- **Record list**
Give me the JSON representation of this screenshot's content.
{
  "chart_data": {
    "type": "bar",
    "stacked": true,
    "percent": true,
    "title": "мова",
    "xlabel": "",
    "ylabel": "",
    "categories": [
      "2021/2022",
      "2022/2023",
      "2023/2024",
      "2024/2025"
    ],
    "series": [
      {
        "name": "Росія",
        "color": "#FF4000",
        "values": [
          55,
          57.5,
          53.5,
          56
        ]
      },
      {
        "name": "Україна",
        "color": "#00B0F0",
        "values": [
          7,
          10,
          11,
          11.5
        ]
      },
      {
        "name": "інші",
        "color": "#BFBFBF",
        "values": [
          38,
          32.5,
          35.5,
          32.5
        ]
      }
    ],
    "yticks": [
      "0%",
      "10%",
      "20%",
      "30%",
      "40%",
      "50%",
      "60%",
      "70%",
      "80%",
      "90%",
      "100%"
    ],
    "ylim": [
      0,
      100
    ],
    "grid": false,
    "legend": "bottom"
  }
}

- **Aim of the exercise**
Write the material out again in its entirety, exactly as shown.

- **The response**
Give me the JSON representation of this screenshot's content.
{
  "chart_data": {
    "type": "bar",
    "stacked": true,
    "percent": true,
    "title": "мова",
    "xlabel": "",
    "ylabel": "",
    "categories": [
      "2021/2022",
      "2022/2023",
      "2023/2024",
      "2024/2025"
    ],
    "series": [
      {
        "name": "Росія",
        "color": "#FF4000",
        "values": [
          55,
          57.5,
          53.5,
          56
        ]
      },
      {
        "name": "Україна",
        "color": "#00B0F0",
        "values": [
          7,
          10,
          11,
          11.5
        ]
      },
      {
        "name": "інші",
        "color": "#BFBFBF",
        "values": [
          38,
          32.5,
          35.5,
          32.5
        ]
      }
    ],
    "yticks": [
      "0%",
      "10%",
      "20%",
      "30%",
      "40%",
      "50%",
      "60%",
      "70%",
      "80%",
      "90%",
      "100%"
    ],
    "ylim": [
      0,
      100
    ],
    "grid": false,
    "legend": "bottom"
  }
}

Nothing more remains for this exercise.